-------- INPUT --------

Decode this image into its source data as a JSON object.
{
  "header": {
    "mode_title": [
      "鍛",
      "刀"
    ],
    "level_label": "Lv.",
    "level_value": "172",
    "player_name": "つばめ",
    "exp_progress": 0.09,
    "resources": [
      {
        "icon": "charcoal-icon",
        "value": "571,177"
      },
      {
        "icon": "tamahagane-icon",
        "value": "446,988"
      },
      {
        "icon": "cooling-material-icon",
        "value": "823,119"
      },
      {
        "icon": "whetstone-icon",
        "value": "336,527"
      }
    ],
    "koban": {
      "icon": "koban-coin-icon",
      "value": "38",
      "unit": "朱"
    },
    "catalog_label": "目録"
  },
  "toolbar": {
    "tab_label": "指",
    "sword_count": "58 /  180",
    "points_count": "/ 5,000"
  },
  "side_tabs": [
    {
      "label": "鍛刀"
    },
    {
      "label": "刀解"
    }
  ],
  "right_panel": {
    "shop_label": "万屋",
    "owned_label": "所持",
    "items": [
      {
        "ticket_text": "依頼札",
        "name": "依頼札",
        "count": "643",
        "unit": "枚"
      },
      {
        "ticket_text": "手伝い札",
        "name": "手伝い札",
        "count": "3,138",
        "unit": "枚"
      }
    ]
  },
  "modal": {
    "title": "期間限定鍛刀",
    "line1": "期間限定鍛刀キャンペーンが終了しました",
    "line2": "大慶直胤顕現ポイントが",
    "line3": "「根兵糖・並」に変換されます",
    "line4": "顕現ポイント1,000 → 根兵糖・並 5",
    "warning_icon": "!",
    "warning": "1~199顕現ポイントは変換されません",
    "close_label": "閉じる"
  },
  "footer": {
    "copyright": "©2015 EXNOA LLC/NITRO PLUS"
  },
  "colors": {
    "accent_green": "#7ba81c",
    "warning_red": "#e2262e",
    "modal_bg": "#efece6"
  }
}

--------

■ SHORT TASK ■
Reproduce the whole listing word for word.

■ THE RESULT ■
Decode this image into its source data as a JSON object.
{
  "header": {
    "mode_title": [
      "鍛",
      "刀"
    ],
    "level_label": "Lv.",
    "level_value": "172",
    "player_name": "つばめ",
    "exp_progress": 0.09,
    "resources": [
      {
        "icon": "charcoal-icon",
        "value": "571,177"
      },
      {
        "icon": "tamahagane-icon",
        "value": "446,988"
      },
      {
        "icon": "cooling-material-icon",
        "value": "823,119"
      },
      {
        "icon": "whetstone-icon",
        "value": "336,527"
      }
    ],
    "koban": {
      "icon": "koban-coin-icon",
      "value": "38",
      "unit": "朱"
    },
    "catalog_label": "目録"
  },
  "toolbar": {
    "tab_label": "指",
    "sword_count": "58 /  180",
    "points_count": "/ 5,000"
  },
  "side_tabs": [
    {
      "label": "鍛刀"
    },
    {
      "label": "刀解"
    }
  ],
  "right_panel": {
    "shop_label": "万屋",
    "owned_label": "所持",
    "items": [
      {
        "ticket_text": "依頼札",
        "name": "依頼札",
        "count": "643",
        "unit": "枚"
      },
      {
        "ticket_text": "手伝い札",
        "name": "手伝い札",
        "count": "3,138",
        "unit": "枚"
      }
    ]
  },
  "modal": {
    "title": "期間限定鍛刀",
    "line1": "期間限定鍛刀キャンペーンが終了しました",
    "line2": "大慶直胤顕現ポイントが",
    "line3": "「根兵糖・並」に変換されます",
    "line4": "顕現ポイント1,000 → 根兵糖・並 5",
    "warning_icon": "!",
    "warning": "1~199顕現ポイントは変換されません",
    "close_label": "閉じる"
  },
  "footer": {
    "copyright": "©2015 EXNOA LLC/NITRO PLUS"
  },
  "colors": {
    "accent_green": "#7ba81c",
    "warning_red": "#e2262e",
    "modal_bg": "#efece6"
  }
}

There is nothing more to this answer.